> RECORDS TO PROCESS:
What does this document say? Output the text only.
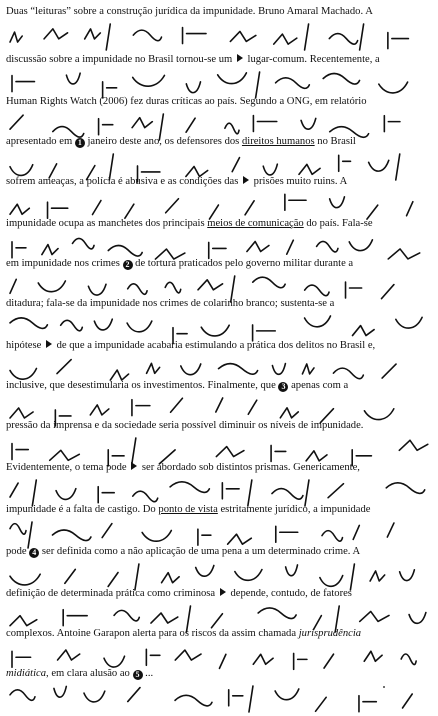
Duas “leituras” sobre a construção jurídica da impunidade. Bruno Amaral Machado. A
discussão sobre a impunidade no Brasil tornou-se um  lugar-comum. Recentemente, a
Human Rights Watch (2006) fez duras críticas ao país. Segundo a ONG, em relatório
apresentado em 1 janeiro deste ano, os defensores dos direitos humanos no Brasil
sofrem ameaças, a polícia é abusiva e as condições das  prisões muito ruins. A
impunidade ocupa as manchetes dos principais meios de comunicação do país. Fala-se
em impunidade nos crimes 2 de tortura praticados pelo governo militar durante a
ditadura; fala-se da impunidade nos crimes de colarinho branco; sustenta-se a
hipótese  de que a impunidade acabaria estimulando a prática dos delitos no Brasil e,
inclusive, que desestimularia os investimentos. Finalmente, que 3 apenas com a
pressão da imprensa e da sociedade seria possível diminuir os níveis de impunidade.
Evidentemente, o tema pode  ser abordado sob distintos prismas. Genericamente,
impunidade é a falta de castigo. Do ponto de vista estritamente jurídico, a impunidade
pode 4 ser definida como a não aplicação de uma pena a um determinado crime. A
definição de determinada prática como criminosa  depende, contudo, de fatores
complexos. Antoine Garapon alerta para os riscos da assim chamada jurisprudência
midiática, em clara alusão ao 5 ...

> WRITTEN INSTRUCTION: Gather each line from the entries above that includes the word "sobre".

> RESPONSE TO THIS EXERCISE:
Duas “leituras” sobre a construção jurídica da impunidade. Bruno Amaral Machado. A
discussão sobre a impunidade no Brasil tornou-se um  lugar-comum. Recentemente, a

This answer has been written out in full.